Dataset entries:

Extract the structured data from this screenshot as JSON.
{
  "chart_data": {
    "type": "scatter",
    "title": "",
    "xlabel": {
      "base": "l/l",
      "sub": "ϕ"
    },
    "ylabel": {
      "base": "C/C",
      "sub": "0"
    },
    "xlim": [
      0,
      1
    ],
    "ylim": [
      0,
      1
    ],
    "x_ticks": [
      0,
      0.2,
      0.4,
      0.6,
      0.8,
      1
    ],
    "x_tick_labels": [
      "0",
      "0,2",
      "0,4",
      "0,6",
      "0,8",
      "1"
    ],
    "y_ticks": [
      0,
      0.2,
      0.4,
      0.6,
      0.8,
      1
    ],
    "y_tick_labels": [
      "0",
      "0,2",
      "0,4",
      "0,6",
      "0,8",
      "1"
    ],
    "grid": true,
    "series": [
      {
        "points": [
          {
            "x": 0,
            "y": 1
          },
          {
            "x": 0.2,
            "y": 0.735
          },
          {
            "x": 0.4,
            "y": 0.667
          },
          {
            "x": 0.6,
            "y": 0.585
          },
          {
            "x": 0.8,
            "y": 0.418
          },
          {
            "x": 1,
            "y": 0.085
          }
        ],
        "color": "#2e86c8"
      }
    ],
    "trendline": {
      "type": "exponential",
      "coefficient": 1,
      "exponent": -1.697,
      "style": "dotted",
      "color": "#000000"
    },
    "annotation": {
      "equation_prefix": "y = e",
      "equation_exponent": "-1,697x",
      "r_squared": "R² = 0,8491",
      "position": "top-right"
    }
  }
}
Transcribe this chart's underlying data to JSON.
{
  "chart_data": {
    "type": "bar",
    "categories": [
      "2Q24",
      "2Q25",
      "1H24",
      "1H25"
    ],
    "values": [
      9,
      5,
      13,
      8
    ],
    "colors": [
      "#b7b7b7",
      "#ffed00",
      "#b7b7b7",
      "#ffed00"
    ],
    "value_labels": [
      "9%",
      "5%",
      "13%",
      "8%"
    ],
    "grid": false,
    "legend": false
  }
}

* Request *
Repeat the listing in full, keeping every line exactly as it is.

* Full answer *
Extract the structured data from this screenshot as JSON.
{
  "chart_data": {
    "type": "scatter",
    "title": "",
    "xlabel": {
      "base": "l/l",
      "sub": "ϕ"
    },
    "ylabel": {
      "base": "C/C",
      "sub": "0"
    },
    "xlim": [
      0,
      1
    ],
    "ylim": [
      0,
      1
    ],
    "x_ticks": [
      0,
      0.2,
      0.4,
      0.6,
      0.8,
      1
    ],
    "x_tick_labels": [
      "0",
      "0,2",
      "0,4",
      "0,6",
      "0,8",
      "1"
    ],
    "y_ticks": [
      0,
      0.2,
      0.4,
      0.6,
      0.8,
      1
    ],
    "y_tick_labels": [
      "0",
      "0,2",
      "0,4",
      "0,6",
      "0,8",
      "1"
    ],
    "grid": true,
    "series": [
      {
        "points": [
          {
            "x": 0,
            "y": 1
          },
          {
            "x": 0.2,
            "y": 0.735
          },
          {
            "x": 0.4,
            "y": 0.667
          },
          {
            "x": 0.6,
            "y": 0.585
          },
          {
            "x": 0.8,
            "y": 0.418
          },
          {
            "x": 1,
            "y": 0.085
          }
        ],
        "color": "#2e86c8"
      }
    ],
    "trendline": {
      "type": "exponential",
      "coefficient": 1,
      "exponent": -1.697,
      "style": "dotted",
      "color": "#000000"
    },
    "annotation": {
      "equation_prefix": "y = e",
      "equation_exponent": "-1,697x",
      "r_squared": "R² = 0,8491",
      "position": "top-right"
    }
  }
}
Transcribe this chart's underlying data to JSON.
{
  "chart_data": {
    "type": "bar",
    "categories": [
      "2Q24",
      "2Q25",
      "1H24",
      "1H25"
    ],
    "values": [
      9,
      5,
      13,
      8
    ],
    "colors": [
      "#b7b7b7",
      "#ffed00",
      "#b7b7b7",
      "#ffed00"
    ],
    "value_labels": [
      "9%",
      "5%",
      "13%",
      "8%"
    ],
    "grid": false,
    "legend": false
  }
}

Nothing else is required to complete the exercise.